— Record excerpts —

· · ·

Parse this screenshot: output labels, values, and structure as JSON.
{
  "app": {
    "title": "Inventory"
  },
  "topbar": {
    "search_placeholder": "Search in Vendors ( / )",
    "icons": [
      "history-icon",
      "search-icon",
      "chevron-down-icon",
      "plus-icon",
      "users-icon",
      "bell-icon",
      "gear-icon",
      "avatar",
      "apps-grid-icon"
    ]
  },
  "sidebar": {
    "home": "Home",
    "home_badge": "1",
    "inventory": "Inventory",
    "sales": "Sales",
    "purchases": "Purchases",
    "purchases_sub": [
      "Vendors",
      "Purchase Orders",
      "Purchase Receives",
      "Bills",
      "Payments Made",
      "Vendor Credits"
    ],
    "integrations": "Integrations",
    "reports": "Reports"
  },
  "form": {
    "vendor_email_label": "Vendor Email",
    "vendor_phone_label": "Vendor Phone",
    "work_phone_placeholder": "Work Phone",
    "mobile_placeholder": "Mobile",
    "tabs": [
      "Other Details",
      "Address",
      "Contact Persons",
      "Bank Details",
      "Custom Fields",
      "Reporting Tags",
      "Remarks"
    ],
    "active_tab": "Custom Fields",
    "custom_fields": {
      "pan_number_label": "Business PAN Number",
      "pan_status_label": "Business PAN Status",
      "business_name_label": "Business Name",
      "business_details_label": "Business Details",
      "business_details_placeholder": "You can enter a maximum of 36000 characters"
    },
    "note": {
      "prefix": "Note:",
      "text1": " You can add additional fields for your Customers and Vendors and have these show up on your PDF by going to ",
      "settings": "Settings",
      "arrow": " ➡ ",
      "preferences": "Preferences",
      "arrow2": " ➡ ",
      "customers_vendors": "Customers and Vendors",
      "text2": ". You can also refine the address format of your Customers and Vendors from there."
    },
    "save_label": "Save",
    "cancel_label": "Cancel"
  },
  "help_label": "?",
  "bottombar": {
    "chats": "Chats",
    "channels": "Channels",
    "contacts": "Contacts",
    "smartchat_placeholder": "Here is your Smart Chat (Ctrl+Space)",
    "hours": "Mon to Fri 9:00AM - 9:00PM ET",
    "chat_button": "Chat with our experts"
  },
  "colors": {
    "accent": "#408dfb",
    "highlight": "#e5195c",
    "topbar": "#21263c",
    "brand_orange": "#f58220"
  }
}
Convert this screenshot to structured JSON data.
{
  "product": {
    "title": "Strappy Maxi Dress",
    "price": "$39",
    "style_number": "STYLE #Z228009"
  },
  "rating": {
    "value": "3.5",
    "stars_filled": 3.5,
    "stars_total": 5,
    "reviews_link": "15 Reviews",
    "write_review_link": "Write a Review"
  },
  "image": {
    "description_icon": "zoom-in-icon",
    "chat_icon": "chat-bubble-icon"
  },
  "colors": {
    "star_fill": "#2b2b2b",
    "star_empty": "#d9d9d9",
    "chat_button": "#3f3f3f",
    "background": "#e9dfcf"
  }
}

· · ·

— Prompt —
Pull out each record as written and restate it exactly.

— Complete response —
Parse this screenshot: output labels, values, and structure as JSON.
{
  "app": {
    "title": "Inventory"
  },
  "topbar": {
    "search_placeholder": "Search in Vendors ( / )",
    "icons": [
      "history-icon",
      "search-icon",
      "chevron-down-icon",
      "plus-icon",
      "users-icon",
      "bell-icon",
      "gear-icon",
      "avatar",
      "apps-grid-icon"
    ]
  },
  "sidebar": {
    "home": "Home",
    "home_badge": "1",
    "inventory": "Inventory",
    "sales": "Sales",
    "purchases": "Purchases",
    "purchases_sub": [
      "Vendors",
      "Purchase Orders",
      "Purchase Receives",
      "Bills",
      "Payments Made",
      "Vendor Credits"
    ],
    "integrations": "Integrations",
    "reports": "Reports"
  },
  "form": {
    "vendor_email_label": "Vendor Email",
    "vendor_phone_label": "Vendor Phone",
    "work_phone_placeholder": "Work Phone",
    "mobile_placeholder": "Mobile",
    "tabs": [
      "Other Details",
      "Address",
      "Contact Persons",
      "Bank Details",
      "Custom Fields",
      "Reporting Tags",
      "Remarks"
    ],
    "active_tab": "Custom Fields",
    "custom_fields": {
      "pan_number_label": "Business PAN Number",
      "pan_status_label": "Business PAN Status",
      "business_name_label": "Business Name",
      "business_details_label": "Business Details",
      "business_details_placeholder": "You can enter a maximum of 36000 characters"
    },
    "note": {
      "prefix": "Note:",
      "text1": " You can add additional fields for your Customers and Vendors and have these show up on your PDF by going to ",
      "settings": "Settings",
      "arrow": " ➡ ",
      "preferences": "Preferences",
      "arrow2": " ➡ ",
      "customers_vendors": "Customers and Vendors",
      "text2": ". You can also refine the address format of your Customers and Vendors from there."
    },
    "save_label": "Save",
    "cancel_label": "Cancel"
  },
  "help_label": "?",
  "bottombar": {
    "chats": "Chats",
    "channels": "Channels",
    "contacts": "Contacts",
    "smartchat_placeholder": "Here is your Smart Chat (Ctrl+Space)",
    "hours": "Mon to Fri 9:00AM - 9:00PM ET",
    "chat_button": "Chat with our experts"
  },
  "colors": {
    "accent": "#408dfb",
    "highlight": "#e5195c",
    "topbar": "#21263c",
    "brand_orange": "#f58220"
  }
}
Convert this screenshot to structured JSON data.
{
  "product": {
    "title": "Strappy Maxi Dress",
    "price": "$39",
    "style_number": "STYLE #Z228009"
  },
  "rating": {
    "value": "3.5",
    "stars_filled": 3.5,
    "stars_total": 5,
    "reviews_link": "15 Reviews",
    "write_review_link": "Write a Review"
  },
  "image": {
    "description_icon": "zoom-in-icon",
    "chat_icon": "chat-bubble-icon"
  },
  "colors": {
    "star_fill": "#2b2b2b",
    "star_empty": "#d9d9d9",
    "chat_button": "#3f3f3f",
    "background": "#e9dfcf"
  }
}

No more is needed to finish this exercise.